── Listed entries

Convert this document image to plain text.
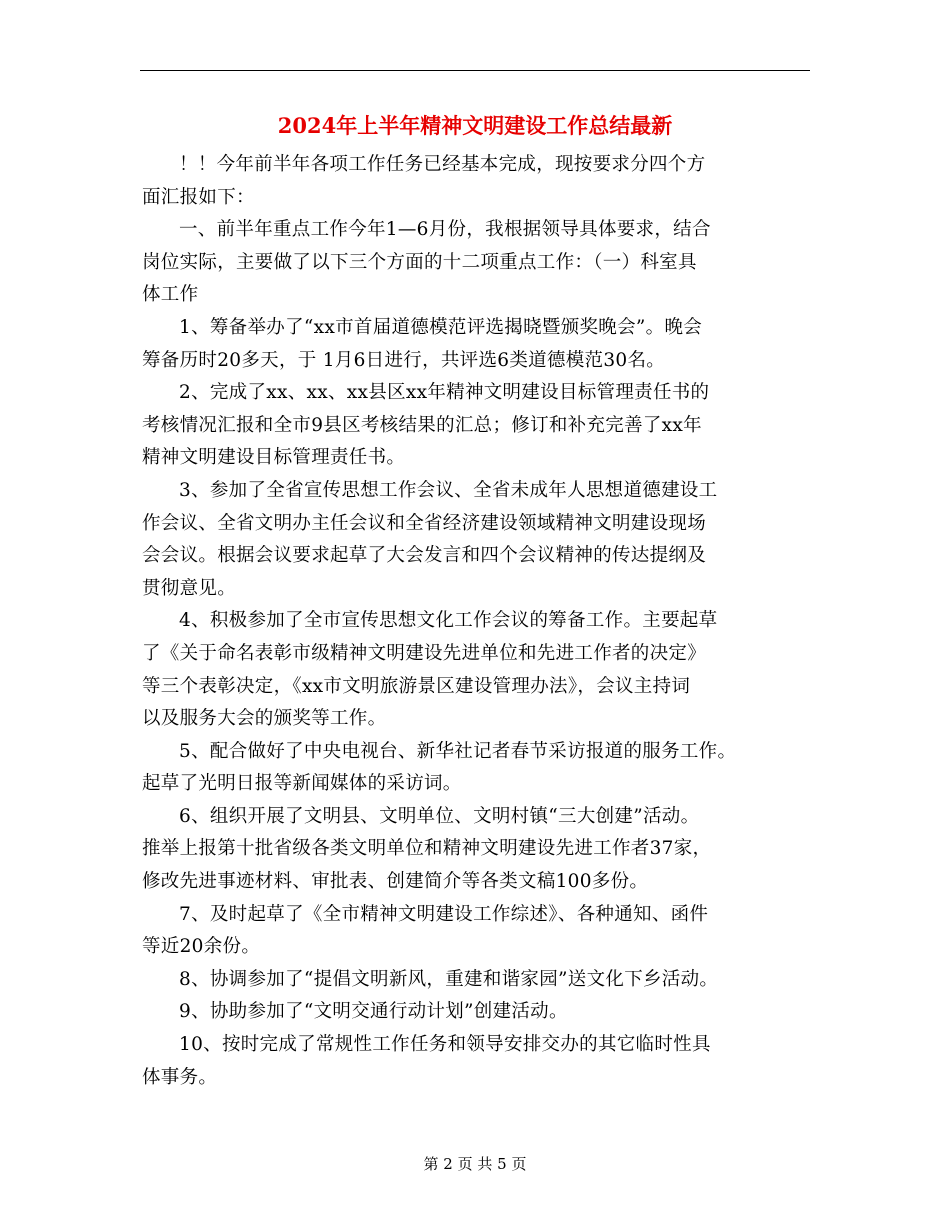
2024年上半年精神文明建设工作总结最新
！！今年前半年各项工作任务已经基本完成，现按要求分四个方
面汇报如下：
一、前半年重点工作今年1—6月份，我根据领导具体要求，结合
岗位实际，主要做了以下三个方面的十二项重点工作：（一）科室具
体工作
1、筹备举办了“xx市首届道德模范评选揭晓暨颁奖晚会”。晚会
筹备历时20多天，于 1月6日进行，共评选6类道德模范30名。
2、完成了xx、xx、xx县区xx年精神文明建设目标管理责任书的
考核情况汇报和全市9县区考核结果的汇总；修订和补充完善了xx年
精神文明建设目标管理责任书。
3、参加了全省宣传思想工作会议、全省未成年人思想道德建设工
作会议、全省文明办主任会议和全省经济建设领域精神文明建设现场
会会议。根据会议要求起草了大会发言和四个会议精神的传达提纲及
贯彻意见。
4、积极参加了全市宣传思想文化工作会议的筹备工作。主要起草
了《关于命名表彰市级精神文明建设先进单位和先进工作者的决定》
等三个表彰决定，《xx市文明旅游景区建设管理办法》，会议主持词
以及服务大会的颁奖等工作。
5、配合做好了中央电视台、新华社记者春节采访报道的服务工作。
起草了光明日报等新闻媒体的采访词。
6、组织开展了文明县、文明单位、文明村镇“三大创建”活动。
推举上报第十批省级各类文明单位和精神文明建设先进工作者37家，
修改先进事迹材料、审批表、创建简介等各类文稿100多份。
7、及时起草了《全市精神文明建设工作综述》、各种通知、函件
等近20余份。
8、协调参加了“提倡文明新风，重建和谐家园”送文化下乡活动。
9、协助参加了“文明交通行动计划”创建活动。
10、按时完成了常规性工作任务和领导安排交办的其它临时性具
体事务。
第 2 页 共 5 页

────

• _Requirement_:
Write out the records above exactly as they appear, leaving out any pictures.

• _Correct result_:
Convert this document image to plain text.
2024年上半年精神文明建设工作总结最新
！！今年前半年各项工作任务已经基本完成，现按要求分四个方
面汇报如下：
一、前半年重点工作今年1—6月份，我根据领导具体要求，结合
岗位实际，主要做了以下三个方面的十二项重点工作：（一）科室具
体工作
1、筹备举办了“xx市首届道德模范评选揭晓暨颁奖晚会”。晚会
筹备历时20多天，于 1月6日进行，共评选6类道德模范30名。
2、完成了xx、xx、xx县区xx年精神文明建设目标管理责任书的
考核情况汇报和全市9县区考核结果的汇总；修订和补充完善了xx年
精神文明建设目标管理责任书。
3、参加了全省宣传思想工作会议、全省未成年人思想道德建设工
作会议、全省文明办主任会议和全省经济建设领域精神文明建设现场
会会议。根据会议要求起草了大会发言和四个会议精神的传达提纲及
贯彻意见。
4、积极参加了全市宣传思想文化工作会议的筹备工作。主要起草
了《关于命名表彰市级精神文明建设先进单位和先进工作者的决定》
等三个表彰决定，《xx市文明旅游景区建设管理办法》，会议主持词
以及服务大会的颁奖等工作。
5、配合做好了中央电视台、新华社记者春节采访报道的服务工作。
起草了光明日报等新闻媒体的采访词。
6、组织开展了文明县、文明单位、文明村镇“三大创建”活动。
推举上报第十批省级各类文明单位和精神文明建设先进工作者37家，
修改先进事迹材料、审批表、创建简介等各类文稿100多份。
7、及时起草了《全市精神文明建设工作综述》、各种通知、函件
等近20余份。
8、协调参加了“提倡文明新风，重建和谐家园”送文化下乡活动。
9、协助参加了“文明交通行动计划”创建活动。
10、按时完成了常规性工作任务和领导安排交办的其它临时性具
体事务。
第 2 页 共 5 页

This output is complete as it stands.